* _Written request_: Word for word, transcribe the lines below and drop the pictures.
— Start of Data shown —
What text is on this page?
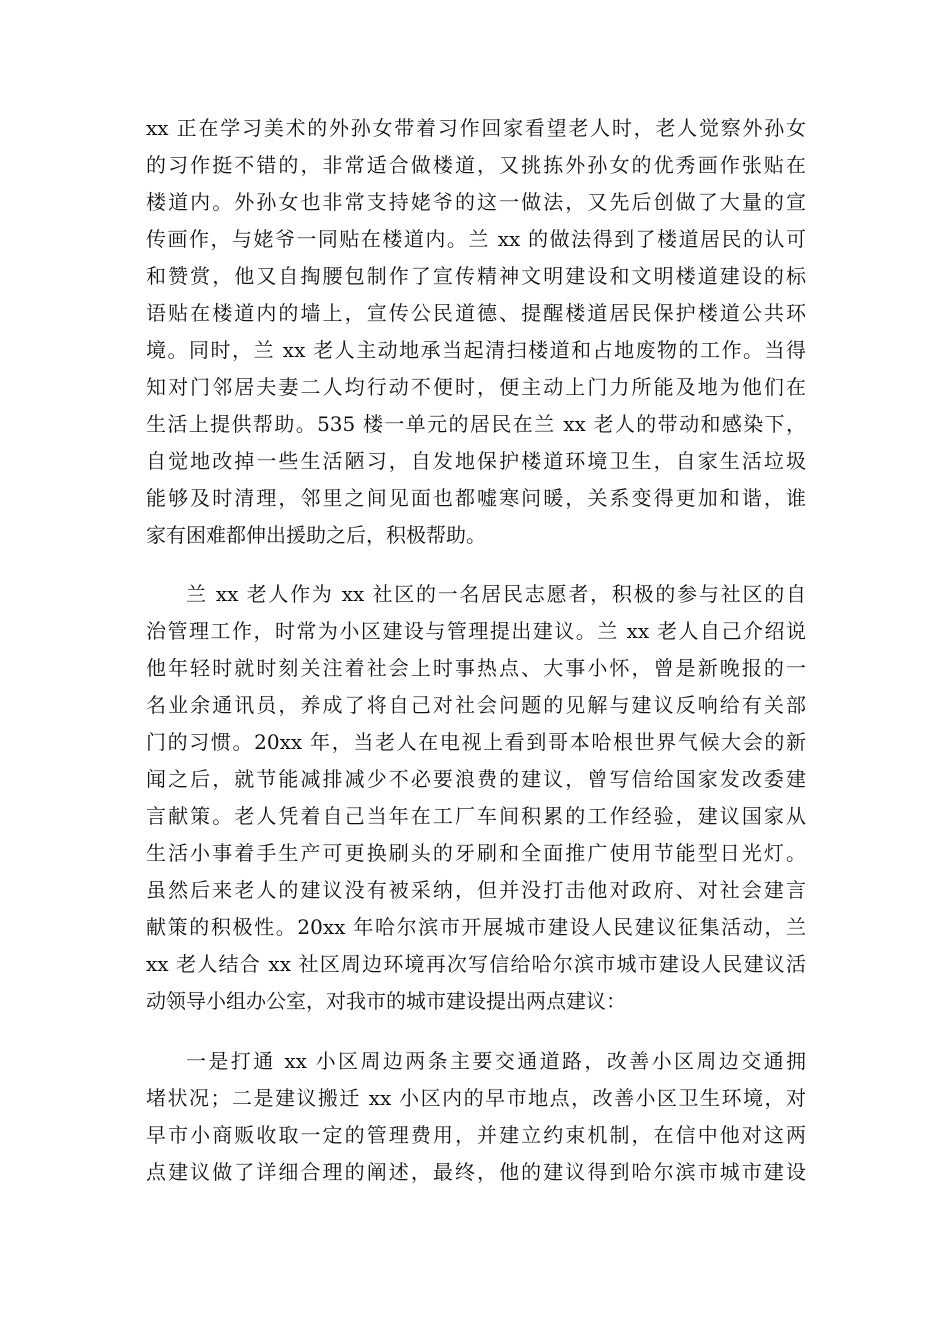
xx 正在学习美术的外孙女带着习作回家看望老人时，老人觉察外孙女
的习作挺不错的，非常适合做楼道，又挑拣外孙女的优秀画作张贴在
楼道内。外孙女也非常支持姥爷的这一做法，又先后创做了大量的宣
传画作，与姥爷一同贴在楼道内。兰 xx 的做法得到了楼道居民的认可
和赞赏，他又自掏腰包制作了宣传精神文明建设和文明楼道建设的标
语贴在楼道内的墙上，宣传公民道德、提醒楼道居民保护楼道公共环
境。同时，兰 xx 老人主动地承当起清扫楼道和占地废物的工作。当得
知对门邻居夫妻二人均行动不便时，便主动上门力所能及地为他们在
生活上提供帮助。535 楼一单元的居民在兰 xx 老人的带动和感染下，
自觉地改掉一些生活陋习，自发地保护楼道环境卫生，自家生活垃圾
能够及时清理，邻里之间见面也都嘘寒问暖，关系变得更加和谐，谁
家有困难都伸出援助之后，积极帮助。
兰 xx 老人作为 xx 社区的一名居民志愿者，积极的参与社区的自
治管理工作，时常为小区建设与管理提出建议。兰 xx 老人自己介绍说
他年轻时就时刻关注着社会上时事热点、大事小怀，曾是新晚报的一
名业余通讯员，养成了将自己对社会问题的见解与建议反响给有关部
门的习惯。20xx 年，当老人在电视上看到哥本哈根世界气候大会的新
闻之后，就节能减排减少不必要浪费的建议，曾写信给国家发改委建
言献策。老人凭着自己当年在工厂车间积累的工作经验，建议国家从
生活小事着手生产可更换刷头的牙刷和全面推广使用节能型日光灯。
虽然后来老人的建议没有被采纳，但并没打击他对政府、对社会建言
献策的积极性。20xx 年哈尔滨市开展城市建设人民建议征集活动，兰
xx 老人结合 xx 社区周边环境再次写信给哈尔滨市城市建设人民建议活
动领导小组办公室，对我市的城市建设提出两点建议：
一是打通 xx 小区周边两条主要交通道路，改善小区周边交通拥
堵状况；二是建议搬迁 xx 小区内的早市地点，改善小区卫生环境，对
早市小商贩收取一定的管理费用，并建立约束机制，在信中他对这两
点建议做了详细合理的阐述，最终，他的建议得到哈尔滨市城市建设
— End of Data shown —
* _Result_:
What text is on this page?
xx 正在学习美术的外孙女带着习作回家看望老人时，老人觉察外孙女
的习作挺不错的，非常适合做楼道，又挑拣外孙女的优秀画作张贴在
楼道内。外孙女也非常支持姥爷的这一做法，又先后创做了大量的宣
传画作，与姥爷一同贴在楼道内。兰 xx 的做法得到了楼道居民的认可
和赞赏，他又自掏腰包制作了宣传精神文明建设和文明楼道建设的标
语贴在楼道内的墙上，宣传公民道德、提醒楼道居民保护楼道公共环
境。同时，兰 xx 老人主动地承当起清扫楼道和占地废物的工作。当得
知对门邻居夫妻二人均行动不便时，便主动上门力所能及地为他们在
生活上提供帮助。535 楼一单元的居民在兰 xx 老人的带动和感染下，
自觉地改掉一些生活陋习，自发地保护楼道环境卫生，自家生活垃圾
能够及时清理，邻里之间见面也都嘘寒问暖，关系变得更加和谐，谁
家有困难都伸出援助之后，积极帮助。
兰 xx 老人作为 xx 社区的一名居民志愿者，积极的参与社区的自
治管理工作，时常为小区建设与管理提出建议。兰 xx 老人自己介绍说
他年轻时就时刻关注着社会上时事热点、大事小怀，曾是新晚报的一
名业余通讯员，养成了将自己对社会问题的见解与建议反响给有关部
门的习惯。20xx 年，当老人在电视上看到哥本哈根世界气候大会的新
闻之后，就节能减排减少不必要浪费的建议，曾写信给国家发改委建
言献策。老人凭着自己当年在工厂车间积累的工作经验，建议国家从
生活小事着手生产可更换刷头的牙刷和全面推广使用节能型日光灯。
虽然后来老人的建议没有被采纳，但并没打击他对政府、对社会建言
献策的积极性。20xx 年哈尔滨市开展城市建设人民建议征集活动，兰
xx 老人结合 xx 社区周边环境再次写信给哈尔滨市城市建设人民建议活
动领导小组办公室，对我市的城市建设提出两点建议：
一是打通 xx 小区周边两条主要交通道路，改善小区周边交通拥
堵状况；二是建议搬迁 xx 小区内的早市地点，改善小区卫生环境，对
早市小商贩收取一定的管理费用，并建立约束机制，在信中他对这两
点建议做了详细合理的阐述，最终，他的建议得到哈尔滨市城市建设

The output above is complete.